**Text excerpt**.

By Judith Sudilovsky Catholic News Service
JERUSALEM (CNS) — UNESCO declared Bethany Beyond the Jordan, on the eastern side of the Jordan River, as a World Heritage site and the location of Jesus’ baptism.
“The decision is logical. The Eastern side is where all the Byzantine antiquities and churches are located,” said Franciscan Father Eugenio Alliata, professor of Christian archaeology at Jerusalem’s Studium Biblicum Franciscanum. He said pilgrimages to the Western side began only about 600 years ago. “But for us it is the Jordan River, the middle, which is the most holy place.”
For years, Israel and Jordan have been at odds as to which side of the Jordan River is the actual site of Jesus’ baptism, as both sides vie for the title to increase tourism. Israel upgraded its shoreline with changing rooms and a wooden deck access to the murky waters.
But three popes have visited Jordan’s eastern shore as a sign of the Catholic Church’s official recognition of the site known as Bethany Beyond the Jordan. The Gospel of John (1:28 and 10:40) records this place as where John the Baptist carried out his baptisms, including that of Jesus.
Pope John Paul II made the first visit to the site on his millennial pilgrimage to the Holy Land in 2000, followed by Pope Benedict XVI in 2009 and Pope Francis last year.

**Written tasks**.
1) Copy word for word the lines in the records, starting with the line with "link-icon [1191, 128, 1206, 144]" and going on through the line with "page-banner: 收货地址 [220, 176, 1208, 202]".
2) Write the next part of the news article about the site of Jesus' baptism, picking up after its last sentence.

**Material for this task**.
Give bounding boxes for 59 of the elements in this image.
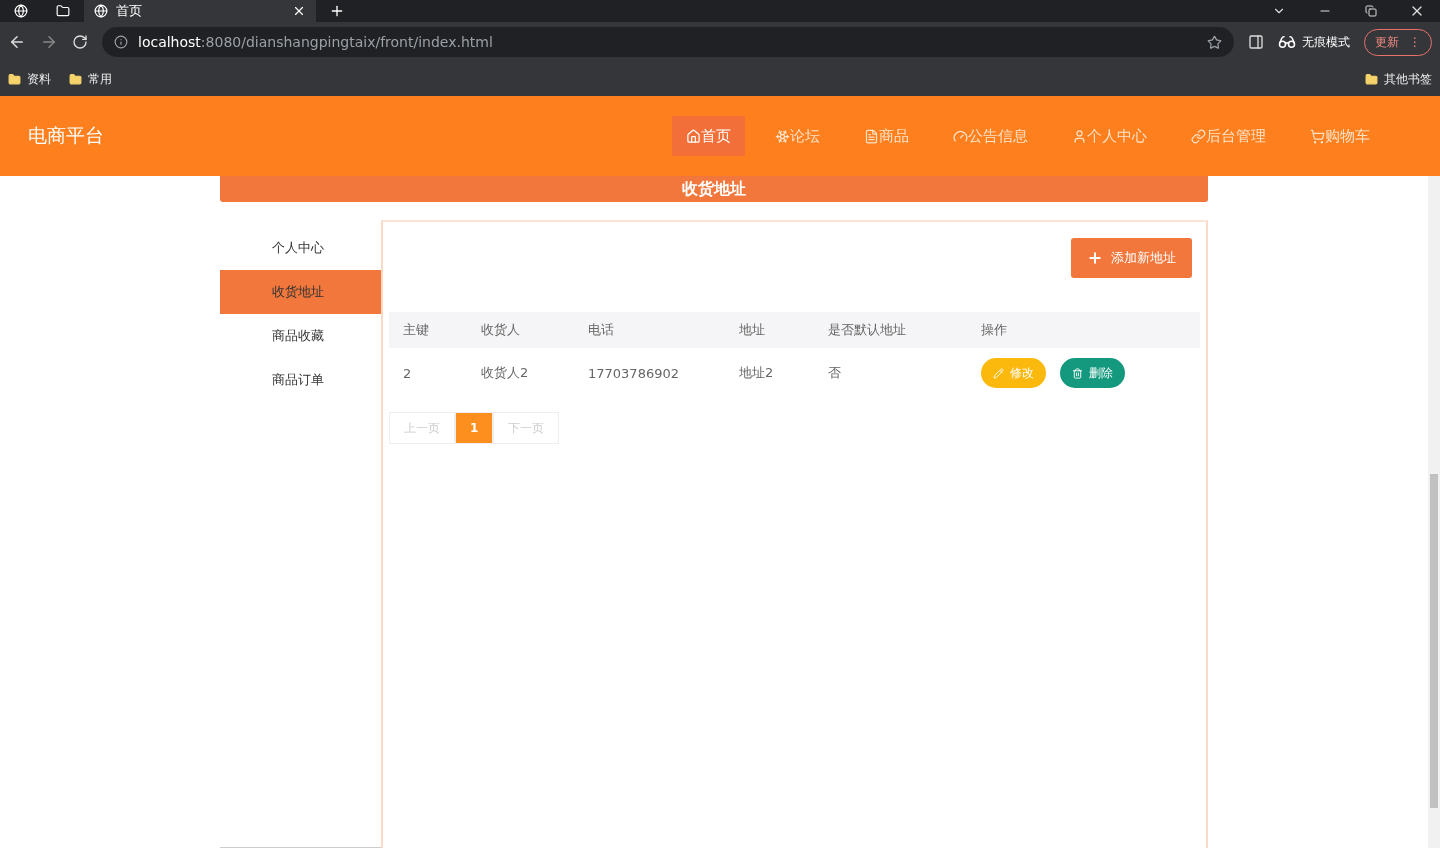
link-icon [1191, 128, 1206, 144]
column-header: 主键 [403, 321, 430, 339]
info-icon[interactable] [114, 35, 128, 49]
column-header: 操作 [981, 321, 1008, 339]
nav-link[interactable]: 论坛 [761, 116, 834, 156]
page-banner: 收货地址 [220, 176, 1208, 202]
sidebar-item[interactable]: 商品收藏 [220, 314, 381, 358]
glasses-icon [1278, 33, 1296, 51]
nav-link[interactable]: 后台管理 [1177, 116, 1280, 156]
nav-link[interactable]: 公告信息 [939, 116, 1042, 156]
nav-link[interactable]: 首页 [672, 116, 745, 156]
forward-icon[interactable] [40, 33, 58, 51]
globe-icon [14, 4, 28, 18]
site-logo: 电商平台 [28, 123, 105, 148]
incognito-badge[interactable]: 无痕模式 [1278, 33, 1350, 51]
add-address-button[interactable]: 添加新地址 [1071, 238, 1192, 278]
table-cell-text: 17703786902 [588, 365, 680, 381]
column-header: 收货人 [481, 321, 521, 339]
sidebar-item[interactable]: 收货地址 [220, 270, 381, 314]
cart-icon [1310, 128, 1325, 144]
reload-icon[interactable] [72, 34, 88, 50]
restore-icon[interactable] [1365, 5, 1377, 17]
column-header: 电话 [588, 321, 615, 339]
address-bar[interactable]: localhost:8080/dianshangpingtaix/front/index.html [102, 27, 1234, 57]
close-tab-icon[interactable] [292, 4, 306, 18]
table-cell-text: 否 [828, 364, 842, 382]
user-icon [1072, 128, 1087, 144]
page-button[interactable]: 1 [455, 412, 494, 444]
gauge-icon [953, 128, 968, 144]
browser-tab[interactable]: 首页 [84, 0, 316, 22]
delete-button[interactable]: 删除 [1060, 358, 1125, 388]
scrollbar[interactable] [1428, 176, 1440, 848]
trash-icon [1072, 367, 1083, 379]
folder-icon [8, 72, 21, 86]
folder-icon [1365, 72, 1378, 86]
document-icon [864, 128, 879, 144]
column-header: 是否默认地址 [828, 321, 907, 339]
table-cell-text: 2 [403, 365, 413, 381]
sidebar-item[interactable]: 商品订单 [220, 358, 381, 402]
nav-link[interactable]: 商品 [850, 116, 923, 156]
pencil-icon [993, 367, 1004, 379]
back-icon[interactable] [8, 33, 26, 51]
new-tab-icon[interactable] [329, 3, 345, 19]
table-cell-text: 地址2 [739, 364, 775, 382]
bookmark[interactable]: 常用 [69, 70, 112, 88]
folder-icon [69, 72, 82, 86]
plus-icon [1087, 250, 1103, 266]
star-icon[interactable] [1207, 34, 1222, 50]
nav-link[interactable]: 购物车 [1296, 116, 1384, 156]
bookmark[interactable]: 其他书签 [1365, 70, 1432, 88]
nav-link[interactable]: 个人中心 [1058, 116, 1161, 156]
table-cell-text: 收货人2 [481, 364, 530, 382]
bookmark[interactable]: 资料 [8, 70, 51, 88]
column-header: 地址 [739, 321, 766, 339]
side-panel-icon[interactable] [1248, 34, 1264, 50]
snowflake-icon [775, 128, 790, 144]
sidebar-item[interactable]: 个人中心 [220, 226, 381, 270]
home-icon [686, 128, 701, 144]
globe-icon [94, 4, 108, 18]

**Replies**.
1)
link-icon [1191, 128, 1206, 144]
column-header: 主键 [403, 321, 430, 339]
info-icon[interactable] [114, 35, 128, 49]
column-header: 操作 [981, 321, 1008, 339]
nav-link[interactable]: 论坛 [761, 116, 834, 156]
page-banner: 收货地址 [220, 176, 1208, 202]

2)
The remains of more than 20 Christian sites over six centuries and dating to Roman and Byzantine periods have been discovered near the site. They include several churches, a prayer hall, baptismal pools and a sophisticated water reticulation system.
At least 12 new churches are under construction in the area, with the Catholic Church expected to become the largest church complex in the Middle East, at nearly 323,000 square feet.
Father Alliata said ancient iconography shows Jesus in the middle of the river rather than on any of the two shores, and there are accounts by ancient pilgrims of marble columns in the middle of the river marking the site of Jesus’ baptism.
“History has different ways of being remembered,” he said. “If there was an agreement between Israel and Jordan (on the issue) they could combine the place East and West. Both have importance, the East in ancient times and the West in modern times.”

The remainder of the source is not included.